### Problem to work on
Write out every entry exactly as it stands.

### Exercise materials

-- -- --

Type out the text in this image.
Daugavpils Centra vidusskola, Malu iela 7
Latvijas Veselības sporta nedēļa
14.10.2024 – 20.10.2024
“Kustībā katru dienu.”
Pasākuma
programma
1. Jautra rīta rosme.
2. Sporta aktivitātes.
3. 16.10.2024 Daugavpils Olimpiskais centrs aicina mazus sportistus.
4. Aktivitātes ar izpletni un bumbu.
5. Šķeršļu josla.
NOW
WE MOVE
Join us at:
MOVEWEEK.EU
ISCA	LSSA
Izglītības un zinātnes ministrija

-- -- --

### Full solution
Type out the text in this image.
Daugavpils Centra vidusskola, Malu iela 7
Latvijas Veselības sporta nedēļa
14.10.2024 – 20.10.2024
“Kustībā katru dienu.”
Pasākuma
programma
1. Jautra rīta rosme.
2. Sporta aktivitātes.
3. 16.10.2024 Daugavpils Olimpiskais centrs aicina mazus sportistus.
4. Aktivitātes ar izpletni un bumbu.
5. Šķeršļu josla.
NOW
WE MOVE
Join us at:
MOVEWEEK.EU
ISCA	LSSA
Izglītības un zinātnes ministrija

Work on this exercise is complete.